» DATASET CONTENT:

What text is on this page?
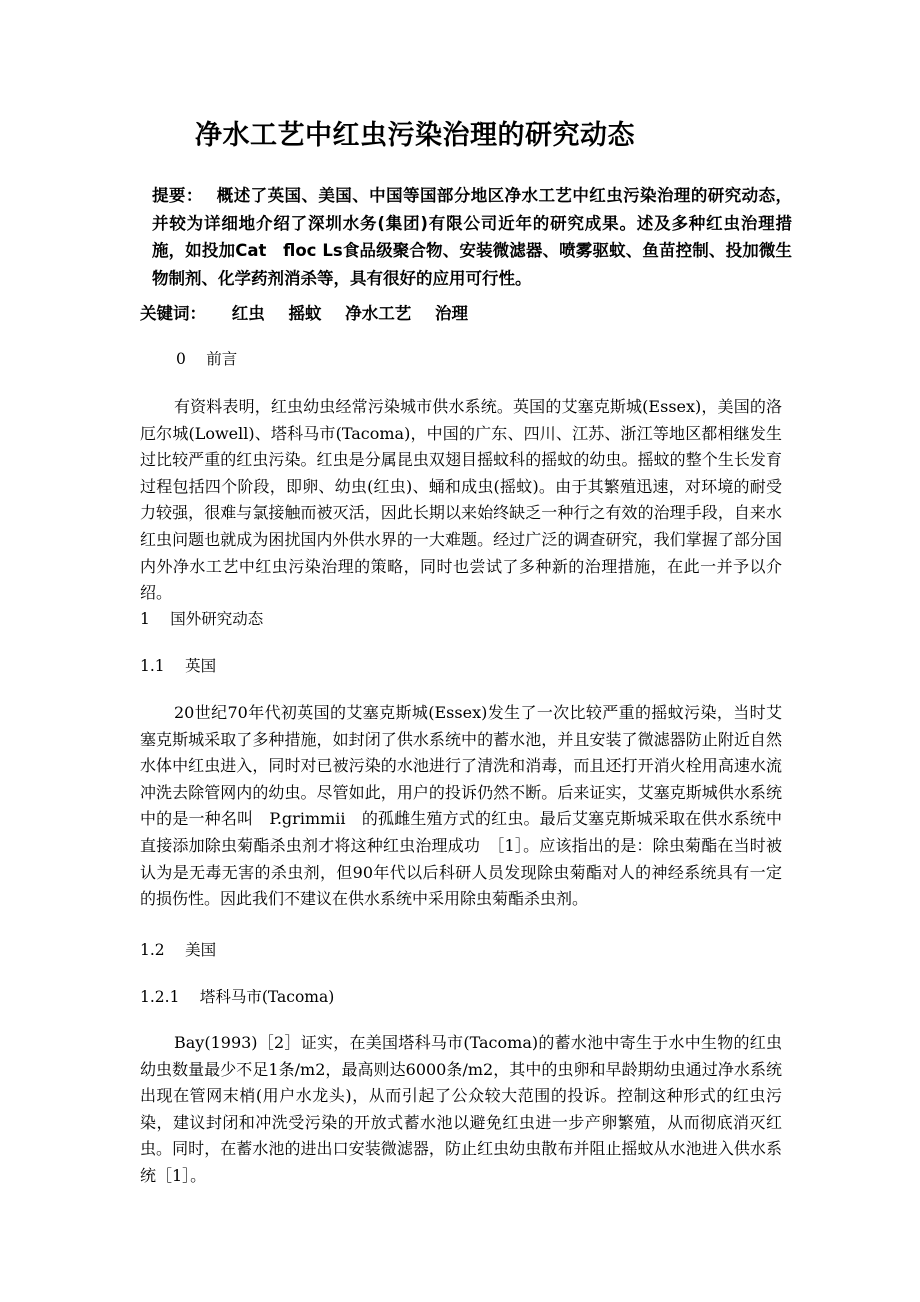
净水工艺中红虫污染治理的研究动态
提要： 概述了英国、美国、中国等国部分地区净水工艺中红虫污染治理的研究动态，并较为详细地介绍了深圳水务(集团)有限公司近年的研究成果。述及多种红虫治理措施，如投加Cat　floc Ls食品级聚合物、安装微滤器、喷雾驱蚊、鱼苗控制、投加微生物制剂、化学药剂消杀等，具有很好的应用可行性。
关键词： 红虫 摇蚊 净水工艺 治理
0　 前言
有资料表明，红虫幼虫经常污染城市供水系统。英国的艾塞克斯城(Essex)，美国的洛厄尔城(Lowell)、塔科马市(Tacoma)，中国的广东、四川、江苏、浙江等地区都相继发生过比较严重的红虫污染。红虫是分属昆虫双翅目摇蚊科的摇蚊的幼虫。摇蚊的整个生长发育过程包括四个阶段，即卵、幼虫(红虫)、蛹和成虫(摇蚊)。由于其繁殖迅速，对环境的耐受力较强，很难与氯接触而被灭活，因此长期以来始终缺乏一种行之有效的治理手段，自来水红虫问题也就成为困扰国内外供水界的一大难题。经过广泛的调查研究，我们掌握了部分国内外净水工艺中红虫污染治理的策略，同时也尝试了多种新的治理措施，在此一并予以介绍。
1　 国外研究动态
1.1　 英国
20世纪70年代初英国的艾塞克斯城(Essex)发生了一次比较严重的摇蚊污染，当时艾塞克斯城采取了多种措施，如封闭了供水系统中的蓄水池，并且安装了微滤器防止附近自然水体中红虫进入，同时对已被污染的水池进行了清洗和消毒，而且还打开消火栓用高速水流冲洗去除管网内的幼虫。尽管如此，用户的投诉仍然不断。后来证实，艾塞克斯城供水系统中的是一种名叫　P.grimmii　的孤雌生殖方式的红虫。最后艾塞克斯城采取在供水系统中直接添加除虫菊酯杀虫剂才将这种红虫治理成功　［1］。应该指出的是：除虫菊酯在当时被认为是无毒无害的杀虫剂，但90年代以后科研人员发现除虫菊酯对人的神经系统具有一定的损伤性。因此我们不建议在供水系统中采用除虫菊酯杀虫剂。
1.2　 美国
1.2.1　 塔科马市(Tacoma)
Bay(1993)［2］证实，在美国塔科马市(Tacoma)的蓄水池中寄生于水中生物的红虫幼虫数量最少不足1条/m2，最高则达6000条/m2，其中的虫卵和早龄期幼虫通过净水系统出现在管网末梢(用户水龙头)，从而引起了公众较大范围的投诉。控制这种形式的红虫污染，建议封闭和冲洗受污染的开放式蓄水池以避免红虫进一步产卵繁殖，从而彻底消灭红虫。同时，在蓄水池的进出口安装微滤器，防止红虫幼虫散布并阻止摇蚊从水池进入供水系统［1］。
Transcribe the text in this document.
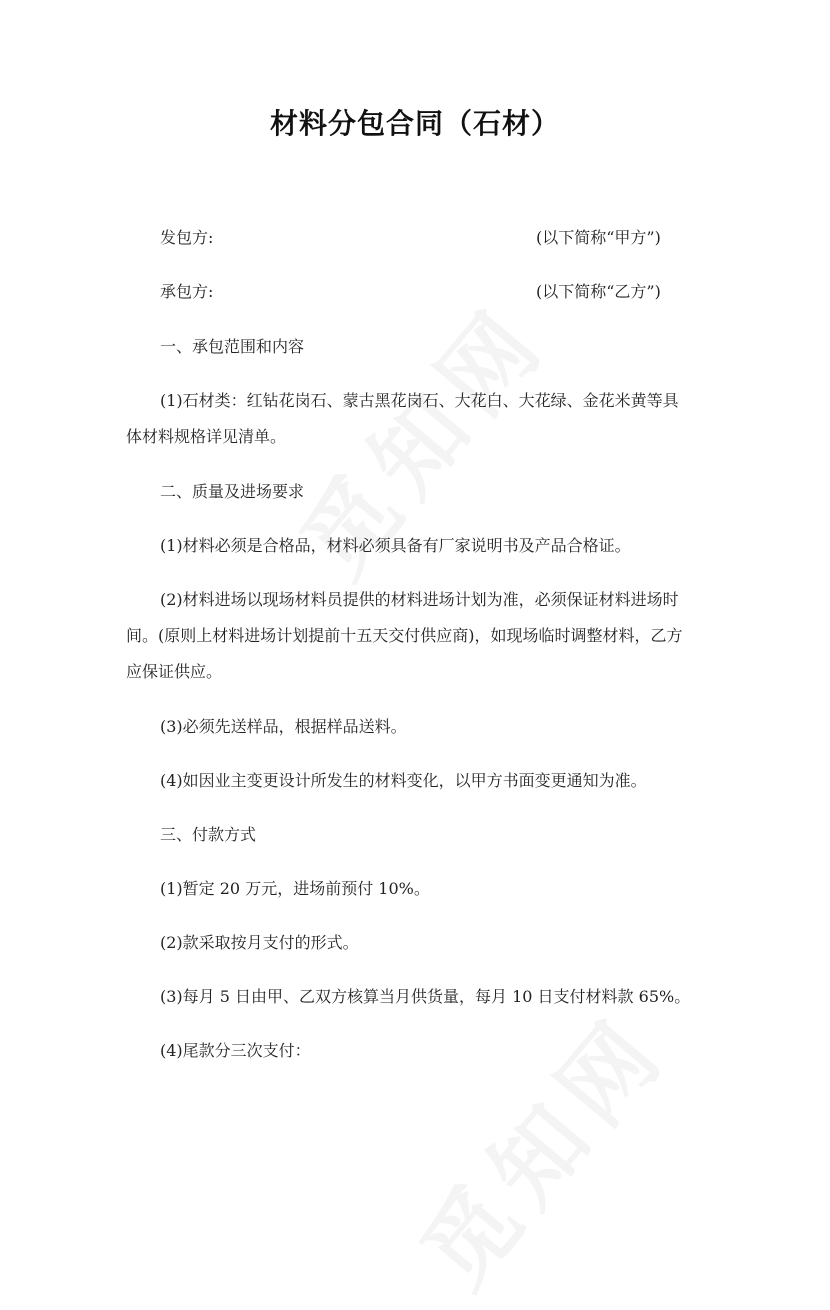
材料分包合同（石材）
发包方:	(以下简称“甲方”)
承包方:	(以下简称“乙方”)
一、承包范围和内容
(1)石材类：红钻花岗石、蒙古黑花岗石、大花白、大花绿、金花米黄等具
体材料规格详见清单。
二、质量及进场要求
(1)材料必须是合格品，材料必须具备有厂家说明书及产品合格证。
(2)材料进场以现场材料员提供的材料进场计划为准，必须保证材料进场时
间。(原则上材料进场计划提前十五天交付供应商)，如现场临时调整材料，乙方
应保证供应。
(3)必须先送样品，根据样品送料。
(4)如因业主变更设计所发生的材料变化，以甲方书面变更通知为准。
三、付款方式
(1)暂定 20 万元，进场前预付 10%。
(2)款采取按月支付的形式。
(3)每月 5 日由甲、乙双方核算当月供货量，每月 10 日支付材料款 65%。
(4)尾款分三次支付：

» DIRECTION:
Return all of the data exactly as written, and drop the pictures.

» EXERCISE SOLUTION:
What text is on this page?
净水工艺中红虫污染治理的研究动态
提要： 概述了英国、美国、中国等国部分地区净水工艺中红虫污染治理的研究动态，并较为详细地介绍了深圳水务(集团)有限公司近年的研究成果。述及多种红虫治理措施，如投加Cat　floc Ls食品级聚合物、安装微滤器、喷雾驱蚊、鱼苗控制、投加微生物制剂、化学药剂消杀等，具有很好的应用可行性。
关键词： 红虫 摇蚊 净水工艺 治理
0　 前言
有资料表明，红虫幼虫经常污染城市供水系统。英国的艾塞克斯城(Essex)，美国的洛厄尔城(Lowell)、塔科马市(Tacoma)，中国的广东、四川、江苏、浙江等地区都相继发生过比较严重的红虫污染。红虫是分属昆虫双翅目摇蚊科的摇蚊的幼虫。摇蚊的整个生长发育过程包括四个阶段，即卵、幼虫(红虫)、蛹和成虫(摇蚊)。由于其繁殖迅速，对环境的耐受力较强，很难与氯接触而被灭活，因此长期以来始终缺乏一种行之有效的治理手段，自来水红虫问题也就成为困扰国内外供水界的一大难题。经过广泛的调查研究，我们掌握了部分国内外净水工艺中红虫污染治理的策略，同时也尝试了多种新的治理措施，在此一并予以介绍。
1　 国外研究动态
1.1　 英国
20世纪70年代初英国的艾塞克斯城(Essex)发生了一次比较严重的摇蚊污染，当时艾塞克斯城采取了多种措施，如封闭了供水系统中的蓄水池，并且安装了微滤器防止附近自然水体中红虫进入，同时对已被污染的水池进行了清洗和消毒，而且还打开消火栓用高速水流冲洗去除管网内的幼虫。尽管如此，用户的投诉仍然不断。后来证实，艾塞克斯城供水系统中的是一种名叫　P.grimmii　的孤雌生殖方式的红虫。最后艾塞克斯城采取在供水系统中直接添加除虫菊酯杀虫剂才将这种红虫治理成功　［1］。应该指出的是：除虫菊酯在当时被认为是无毒无害的杀虫剂，但90年代以后科研人员发现除虫菊酯对人的神经系统具有一定的损伤性。因此我们不建议在供水系统中采用除虫菊酯杀虫剂。
1.2　 美国
1.2.1　 塔科马市(Tacoma)
Bay(1993)［2］证实，在美国塔科马市(Tacoma)的蓄水池中寄生于水中生物的红虫幼虫数量最少不足1条/m2，最高则达6000条/m2，其中的虫卵和早龄期幼虫通过净水系统出现在管网末梢(用户水龙头)，从而引起了公众较大范围的投诉。控制这种形式的红虫污染，建议封闭和冲洗受污染的开放式蓄水池以避免红虫进一步产卵繁殖，从而彻底消灭红虫。同时，在蓄水池的进出口安装微滤器，防止红虫幼虫散布并阻止摇蚊从水池进入供水系统［1］。
Transcribe the text in this document.
材料分包合同（石材）
发包方:	(以下简称“甲方”)
承包方:	(以下简称“乙方”)
一、承包范围和内容
(1)石材类：红钻花岗石、蒙古黑花岗石、大花白、大花绿、金花米黄等具
体材料规格详见清单。
二、质量及进场要求
(1)材料必须是合格品，材料必须具备有厂家说明书及产品合格证。
(2)材料进场以现场材料员提供的材料进场计划为准，必须保证材料进场时
间。(原则上材料进场计划提前十五天交付供应商)，如现场临时调整材料，乙方
应保证供应。
(3)必须先送样品，根据样品送料。
(4)如因业主变更设计所发生的材料变化，以甲方书面变更通知为准。
三、付款方式
(1)暂定 20 万元，进场前预付 10%。
(2)款采取按月支付的形式。
(3)每月 5 日由甲、乙双方核算当月供货量，每月 10 日支付材料款 65%。
(4)尾款分三次支付：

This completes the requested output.